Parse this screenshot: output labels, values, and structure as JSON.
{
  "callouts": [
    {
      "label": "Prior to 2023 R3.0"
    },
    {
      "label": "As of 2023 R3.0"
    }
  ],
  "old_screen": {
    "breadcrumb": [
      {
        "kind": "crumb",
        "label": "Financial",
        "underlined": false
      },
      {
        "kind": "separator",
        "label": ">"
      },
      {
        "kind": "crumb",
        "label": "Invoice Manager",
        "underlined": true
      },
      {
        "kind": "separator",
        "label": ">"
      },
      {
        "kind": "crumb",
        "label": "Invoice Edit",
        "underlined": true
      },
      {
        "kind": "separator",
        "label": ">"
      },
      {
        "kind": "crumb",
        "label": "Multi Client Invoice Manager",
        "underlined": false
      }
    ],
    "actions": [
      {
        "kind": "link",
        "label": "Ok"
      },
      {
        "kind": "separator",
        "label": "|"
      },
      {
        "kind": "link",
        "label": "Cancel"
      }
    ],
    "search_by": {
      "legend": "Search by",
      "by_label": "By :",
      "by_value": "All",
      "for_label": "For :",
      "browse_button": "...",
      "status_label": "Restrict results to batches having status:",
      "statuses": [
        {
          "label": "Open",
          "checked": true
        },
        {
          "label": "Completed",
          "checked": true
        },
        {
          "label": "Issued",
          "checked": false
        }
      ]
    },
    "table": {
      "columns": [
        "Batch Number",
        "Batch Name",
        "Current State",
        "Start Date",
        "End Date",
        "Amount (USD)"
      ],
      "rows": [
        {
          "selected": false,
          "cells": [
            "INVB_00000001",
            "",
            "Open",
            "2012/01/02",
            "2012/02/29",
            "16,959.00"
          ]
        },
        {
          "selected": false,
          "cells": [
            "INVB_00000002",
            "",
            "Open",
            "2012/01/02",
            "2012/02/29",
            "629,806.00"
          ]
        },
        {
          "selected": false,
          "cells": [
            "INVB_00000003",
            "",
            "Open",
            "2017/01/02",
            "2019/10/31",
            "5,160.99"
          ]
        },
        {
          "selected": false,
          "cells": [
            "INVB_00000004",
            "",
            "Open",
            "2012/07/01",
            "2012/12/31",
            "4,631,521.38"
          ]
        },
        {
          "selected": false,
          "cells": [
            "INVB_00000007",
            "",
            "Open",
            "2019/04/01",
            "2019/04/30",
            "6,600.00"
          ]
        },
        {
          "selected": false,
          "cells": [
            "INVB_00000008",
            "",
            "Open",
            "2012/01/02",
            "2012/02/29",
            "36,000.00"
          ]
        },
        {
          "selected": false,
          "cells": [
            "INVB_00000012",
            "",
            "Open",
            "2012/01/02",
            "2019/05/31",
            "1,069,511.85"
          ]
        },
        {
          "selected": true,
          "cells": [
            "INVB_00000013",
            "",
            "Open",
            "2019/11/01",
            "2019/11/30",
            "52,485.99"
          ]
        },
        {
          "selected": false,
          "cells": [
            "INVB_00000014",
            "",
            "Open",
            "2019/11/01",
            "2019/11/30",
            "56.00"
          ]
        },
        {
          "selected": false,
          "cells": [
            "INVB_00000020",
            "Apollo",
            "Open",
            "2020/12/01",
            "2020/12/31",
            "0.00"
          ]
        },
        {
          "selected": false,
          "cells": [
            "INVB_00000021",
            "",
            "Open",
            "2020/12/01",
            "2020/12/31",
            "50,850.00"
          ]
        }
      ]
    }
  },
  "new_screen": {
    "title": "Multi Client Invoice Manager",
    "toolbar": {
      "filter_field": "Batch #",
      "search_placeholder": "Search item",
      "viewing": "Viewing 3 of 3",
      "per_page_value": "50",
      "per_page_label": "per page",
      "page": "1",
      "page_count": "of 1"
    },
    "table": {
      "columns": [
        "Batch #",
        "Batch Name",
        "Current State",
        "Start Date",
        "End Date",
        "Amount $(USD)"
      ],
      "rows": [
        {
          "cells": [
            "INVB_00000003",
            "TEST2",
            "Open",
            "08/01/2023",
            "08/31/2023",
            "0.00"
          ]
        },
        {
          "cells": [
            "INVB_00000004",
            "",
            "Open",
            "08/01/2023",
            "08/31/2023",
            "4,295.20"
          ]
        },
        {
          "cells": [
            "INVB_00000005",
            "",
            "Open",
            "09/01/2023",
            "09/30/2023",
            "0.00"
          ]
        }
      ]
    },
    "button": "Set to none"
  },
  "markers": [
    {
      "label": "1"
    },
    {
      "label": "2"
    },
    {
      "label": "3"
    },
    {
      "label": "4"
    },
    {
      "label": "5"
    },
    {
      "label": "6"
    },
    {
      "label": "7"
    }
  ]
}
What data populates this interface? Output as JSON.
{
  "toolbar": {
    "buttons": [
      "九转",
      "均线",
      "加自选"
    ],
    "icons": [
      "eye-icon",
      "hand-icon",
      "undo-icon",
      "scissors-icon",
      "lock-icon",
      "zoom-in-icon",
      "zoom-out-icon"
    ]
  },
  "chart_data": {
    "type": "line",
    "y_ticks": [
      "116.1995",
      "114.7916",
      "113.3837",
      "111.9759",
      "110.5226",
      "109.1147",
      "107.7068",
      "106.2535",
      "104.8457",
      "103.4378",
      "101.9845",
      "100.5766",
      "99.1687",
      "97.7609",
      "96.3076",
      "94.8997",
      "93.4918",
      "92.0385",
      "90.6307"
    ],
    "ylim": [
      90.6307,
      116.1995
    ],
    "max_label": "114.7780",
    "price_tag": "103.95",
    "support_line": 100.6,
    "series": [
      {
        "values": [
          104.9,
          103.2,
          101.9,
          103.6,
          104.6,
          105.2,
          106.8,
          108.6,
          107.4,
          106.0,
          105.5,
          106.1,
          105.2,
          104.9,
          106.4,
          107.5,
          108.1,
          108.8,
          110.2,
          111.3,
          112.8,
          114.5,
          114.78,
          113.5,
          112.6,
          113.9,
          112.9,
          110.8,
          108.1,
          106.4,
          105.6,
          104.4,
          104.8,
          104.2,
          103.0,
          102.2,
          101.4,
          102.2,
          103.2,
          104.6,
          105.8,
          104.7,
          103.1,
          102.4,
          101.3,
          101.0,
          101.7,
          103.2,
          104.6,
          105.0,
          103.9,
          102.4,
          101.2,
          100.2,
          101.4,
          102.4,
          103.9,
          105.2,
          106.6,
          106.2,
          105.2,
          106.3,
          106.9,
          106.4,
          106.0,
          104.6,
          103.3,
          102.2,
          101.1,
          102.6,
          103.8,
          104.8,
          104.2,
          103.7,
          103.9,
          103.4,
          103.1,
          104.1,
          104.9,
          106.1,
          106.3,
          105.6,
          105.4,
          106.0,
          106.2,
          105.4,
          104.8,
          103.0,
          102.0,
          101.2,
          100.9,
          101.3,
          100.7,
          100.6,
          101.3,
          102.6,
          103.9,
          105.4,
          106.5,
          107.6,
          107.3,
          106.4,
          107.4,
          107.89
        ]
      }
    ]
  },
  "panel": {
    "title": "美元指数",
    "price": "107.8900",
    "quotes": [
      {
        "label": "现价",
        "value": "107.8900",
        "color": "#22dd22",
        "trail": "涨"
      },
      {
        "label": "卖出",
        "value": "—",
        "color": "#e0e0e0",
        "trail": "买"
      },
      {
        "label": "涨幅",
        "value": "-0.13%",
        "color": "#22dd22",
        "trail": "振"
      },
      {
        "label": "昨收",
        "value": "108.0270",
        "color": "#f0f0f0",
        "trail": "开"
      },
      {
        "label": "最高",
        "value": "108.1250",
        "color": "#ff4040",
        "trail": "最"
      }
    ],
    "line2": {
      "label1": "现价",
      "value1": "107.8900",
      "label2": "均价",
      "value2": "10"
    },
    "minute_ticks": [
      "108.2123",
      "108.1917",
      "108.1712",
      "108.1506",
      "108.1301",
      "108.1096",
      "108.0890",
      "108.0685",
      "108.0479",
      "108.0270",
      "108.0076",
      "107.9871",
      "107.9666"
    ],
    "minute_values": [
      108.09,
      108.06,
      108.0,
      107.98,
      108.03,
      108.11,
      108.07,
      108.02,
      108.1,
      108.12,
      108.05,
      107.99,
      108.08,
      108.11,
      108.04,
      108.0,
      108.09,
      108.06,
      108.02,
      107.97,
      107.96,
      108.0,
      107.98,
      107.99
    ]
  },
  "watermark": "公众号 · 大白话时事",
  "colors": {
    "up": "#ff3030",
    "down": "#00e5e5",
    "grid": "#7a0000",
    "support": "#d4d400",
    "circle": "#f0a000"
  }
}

:: Exercise goal ::
Look through the material and copy each line that has "Manager".

:: The reply ::
        "label": "Invoice Manager",
        "label": "Multi Client Invoice Manager",
    "title": "Multi Client Invoice Manager",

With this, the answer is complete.